WHAT IS ASKED
Format the data below, from the line containing "- section1-desc-1: 如需供电响，把黄线与黑线短接，电源供电: [163, 156, 486, 176]" through the line containing "181, 616, 201]", as a JSON list of strings with one string per line.

+++ EXCERPTED RECORDS +++

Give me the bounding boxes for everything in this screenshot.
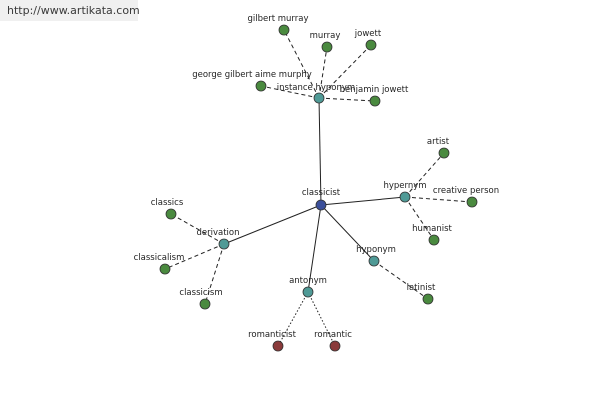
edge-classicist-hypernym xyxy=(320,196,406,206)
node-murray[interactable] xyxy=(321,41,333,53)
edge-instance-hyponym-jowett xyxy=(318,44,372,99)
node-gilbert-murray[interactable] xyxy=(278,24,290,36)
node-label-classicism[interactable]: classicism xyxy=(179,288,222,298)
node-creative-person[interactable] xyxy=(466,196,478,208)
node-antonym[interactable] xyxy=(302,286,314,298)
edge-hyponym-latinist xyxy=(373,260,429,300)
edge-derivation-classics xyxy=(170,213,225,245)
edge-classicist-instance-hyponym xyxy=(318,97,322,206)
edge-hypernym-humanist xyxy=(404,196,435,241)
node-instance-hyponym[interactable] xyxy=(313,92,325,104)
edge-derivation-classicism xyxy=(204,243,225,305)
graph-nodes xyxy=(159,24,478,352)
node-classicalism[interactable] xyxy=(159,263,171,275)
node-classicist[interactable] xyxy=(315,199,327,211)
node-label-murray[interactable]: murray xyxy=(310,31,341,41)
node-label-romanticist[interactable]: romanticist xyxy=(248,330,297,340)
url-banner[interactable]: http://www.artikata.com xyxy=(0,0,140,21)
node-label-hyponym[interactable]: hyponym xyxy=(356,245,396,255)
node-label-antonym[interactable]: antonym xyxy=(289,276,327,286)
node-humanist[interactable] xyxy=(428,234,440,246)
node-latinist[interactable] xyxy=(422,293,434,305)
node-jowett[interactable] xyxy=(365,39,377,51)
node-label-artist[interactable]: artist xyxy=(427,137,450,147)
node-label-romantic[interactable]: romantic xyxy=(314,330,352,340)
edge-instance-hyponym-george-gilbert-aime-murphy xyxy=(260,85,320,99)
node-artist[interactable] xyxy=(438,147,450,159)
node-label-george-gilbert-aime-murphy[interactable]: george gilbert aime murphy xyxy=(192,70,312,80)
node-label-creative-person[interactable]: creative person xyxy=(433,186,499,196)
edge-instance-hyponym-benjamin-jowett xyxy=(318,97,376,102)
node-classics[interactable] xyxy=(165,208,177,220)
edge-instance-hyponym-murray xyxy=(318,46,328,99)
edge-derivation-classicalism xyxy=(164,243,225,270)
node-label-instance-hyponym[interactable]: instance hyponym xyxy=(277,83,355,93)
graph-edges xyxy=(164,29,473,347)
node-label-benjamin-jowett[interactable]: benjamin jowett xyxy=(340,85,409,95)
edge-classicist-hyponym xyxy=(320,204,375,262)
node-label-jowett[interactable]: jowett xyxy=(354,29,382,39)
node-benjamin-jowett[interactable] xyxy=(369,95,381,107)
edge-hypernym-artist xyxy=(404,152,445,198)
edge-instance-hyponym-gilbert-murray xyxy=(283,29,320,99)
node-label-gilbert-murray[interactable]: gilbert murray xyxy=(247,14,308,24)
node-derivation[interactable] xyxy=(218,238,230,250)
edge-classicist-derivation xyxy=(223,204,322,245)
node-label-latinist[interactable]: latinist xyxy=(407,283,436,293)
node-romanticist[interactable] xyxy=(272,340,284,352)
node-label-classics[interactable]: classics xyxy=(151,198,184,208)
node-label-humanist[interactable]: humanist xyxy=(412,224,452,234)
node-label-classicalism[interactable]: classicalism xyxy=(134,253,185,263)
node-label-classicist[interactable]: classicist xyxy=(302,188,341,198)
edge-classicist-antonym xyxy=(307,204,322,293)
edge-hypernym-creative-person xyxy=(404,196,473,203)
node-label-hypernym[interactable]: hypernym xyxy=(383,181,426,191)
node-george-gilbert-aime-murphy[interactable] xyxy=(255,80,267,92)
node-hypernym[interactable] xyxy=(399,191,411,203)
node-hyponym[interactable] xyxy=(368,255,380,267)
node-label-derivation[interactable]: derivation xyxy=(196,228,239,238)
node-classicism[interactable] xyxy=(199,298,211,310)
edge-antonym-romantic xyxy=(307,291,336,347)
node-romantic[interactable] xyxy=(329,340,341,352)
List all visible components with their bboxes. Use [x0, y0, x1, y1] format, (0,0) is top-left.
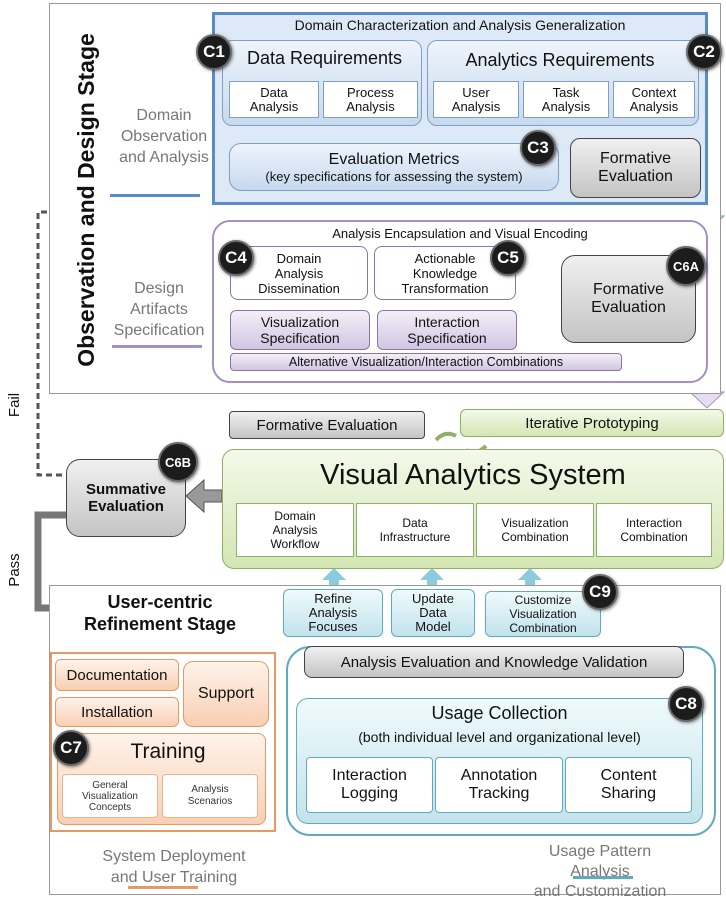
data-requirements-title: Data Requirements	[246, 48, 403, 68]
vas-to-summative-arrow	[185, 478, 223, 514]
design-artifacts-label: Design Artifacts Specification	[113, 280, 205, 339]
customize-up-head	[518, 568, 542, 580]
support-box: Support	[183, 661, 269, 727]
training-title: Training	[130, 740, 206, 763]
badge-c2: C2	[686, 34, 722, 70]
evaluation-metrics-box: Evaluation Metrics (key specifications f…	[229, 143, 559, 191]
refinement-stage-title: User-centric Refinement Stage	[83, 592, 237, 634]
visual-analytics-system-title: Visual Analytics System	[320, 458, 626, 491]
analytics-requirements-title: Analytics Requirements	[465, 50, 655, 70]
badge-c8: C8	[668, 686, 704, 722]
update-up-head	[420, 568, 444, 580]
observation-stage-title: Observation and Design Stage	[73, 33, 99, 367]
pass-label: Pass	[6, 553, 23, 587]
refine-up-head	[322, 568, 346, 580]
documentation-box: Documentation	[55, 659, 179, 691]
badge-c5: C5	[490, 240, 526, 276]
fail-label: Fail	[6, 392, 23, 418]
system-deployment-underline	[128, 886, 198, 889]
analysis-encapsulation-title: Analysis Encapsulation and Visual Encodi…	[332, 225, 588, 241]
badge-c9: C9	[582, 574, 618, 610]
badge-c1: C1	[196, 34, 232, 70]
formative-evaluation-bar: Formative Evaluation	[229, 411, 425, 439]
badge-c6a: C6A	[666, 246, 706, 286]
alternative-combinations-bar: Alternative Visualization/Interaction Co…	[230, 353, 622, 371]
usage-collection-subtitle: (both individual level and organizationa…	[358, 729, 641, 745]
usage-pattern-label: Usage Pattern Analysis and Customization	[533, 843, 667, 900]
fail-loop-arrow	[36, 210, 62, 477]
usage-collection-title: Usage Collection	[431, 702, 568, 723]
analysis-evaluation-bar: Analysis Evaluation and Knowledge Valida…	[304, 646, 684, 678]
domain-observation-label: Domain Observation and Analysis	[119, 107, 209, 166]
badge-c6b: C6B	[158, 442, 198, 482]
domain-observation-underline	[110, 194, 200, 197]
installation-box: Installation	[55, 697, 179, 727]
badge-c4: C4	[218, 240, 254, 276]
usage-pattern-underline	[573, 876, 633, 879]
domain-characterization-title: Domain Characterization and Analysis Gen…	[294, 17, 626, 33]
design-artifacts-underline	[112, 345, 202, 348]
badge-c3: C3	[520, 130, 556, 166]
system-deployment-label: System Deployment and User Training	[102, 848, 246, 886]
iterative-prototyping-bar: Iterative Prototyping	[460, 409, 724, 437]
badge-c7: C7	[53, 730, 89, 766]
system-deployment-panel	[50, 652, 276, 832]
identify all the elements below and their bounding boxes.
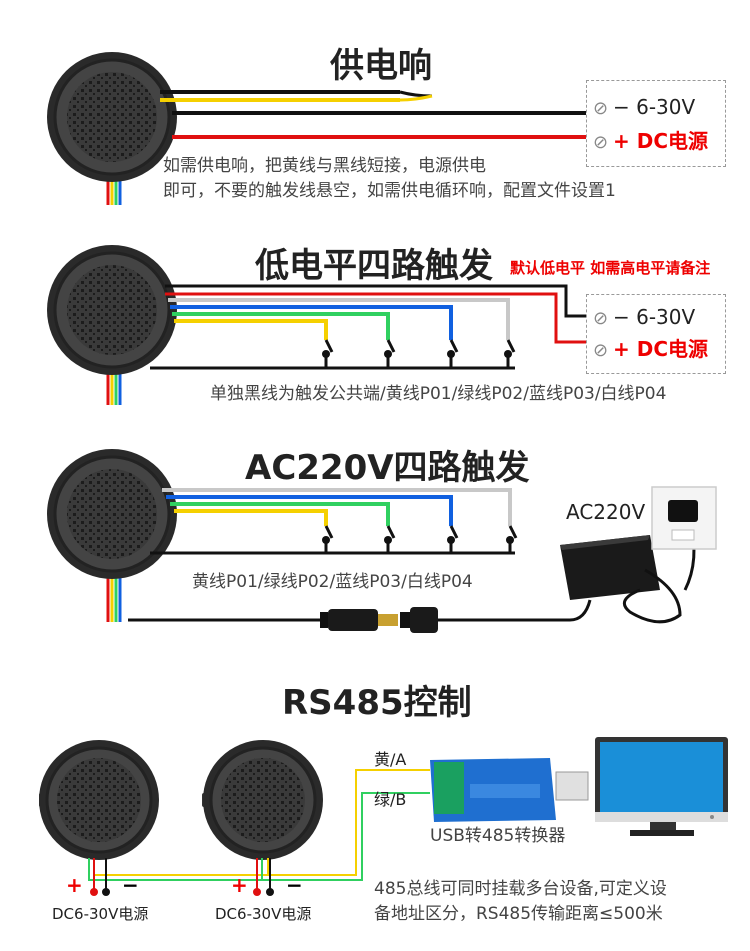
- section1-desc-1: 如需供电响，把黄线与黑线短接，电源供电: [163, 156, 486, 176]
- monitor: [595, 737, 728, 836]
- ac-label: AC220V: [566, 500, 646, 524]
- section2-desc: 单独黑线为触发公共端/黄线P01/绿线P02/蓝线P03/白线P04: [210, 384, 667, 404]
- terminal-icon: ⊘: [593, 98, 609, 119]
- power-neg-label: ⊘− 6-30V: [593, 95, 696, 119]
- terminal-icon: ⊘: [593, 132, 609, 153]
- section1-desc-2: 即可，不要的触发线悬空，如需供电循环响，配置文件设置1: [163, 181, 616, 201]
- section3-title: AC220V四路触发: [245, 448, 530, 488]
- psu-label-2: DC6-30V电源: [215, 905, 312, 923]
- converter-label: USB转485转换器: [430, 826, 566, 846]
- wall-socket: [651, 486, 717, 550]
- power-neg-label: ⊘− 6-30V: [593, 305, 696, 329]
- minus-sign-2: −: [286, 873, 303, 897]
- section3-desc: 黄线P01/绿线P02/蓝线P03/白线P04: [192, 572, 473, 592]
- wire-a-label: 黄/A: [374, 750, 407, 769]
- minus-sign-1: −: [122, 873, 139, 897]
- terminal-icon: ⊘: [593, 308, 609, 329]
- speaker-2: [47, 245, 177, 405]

+++

WRITTEN SOLUTION
[
  "- section1-desc-1: 如需供电响，把黄线与黑线短接，电源供电: [163, 156, 486, 176]",
  "- monitor: [595, 737, 728, 836]",
  "- ac-label: AC220V: [566, 500, 646, 524]",
  "- section2-desc: 单独黑线为触发公共端/黄线P01/绿线P02/蓝线P03/白线P04: [210, 384, 667, 404]",
  "- terminal-icon: ⊘: [593, 98, 609, 119]",
  "- power-neg-label: ⊘− 6-30V: [593, 95, 696, 119]",
  "- terminal-icon: ⊘: [593, 132, 609, 153]",
  "- section1-desc-2: 即可，不要的触发线悬空，如需供电循环响，配置文件设置1: [163, 181, 616, 201]"
]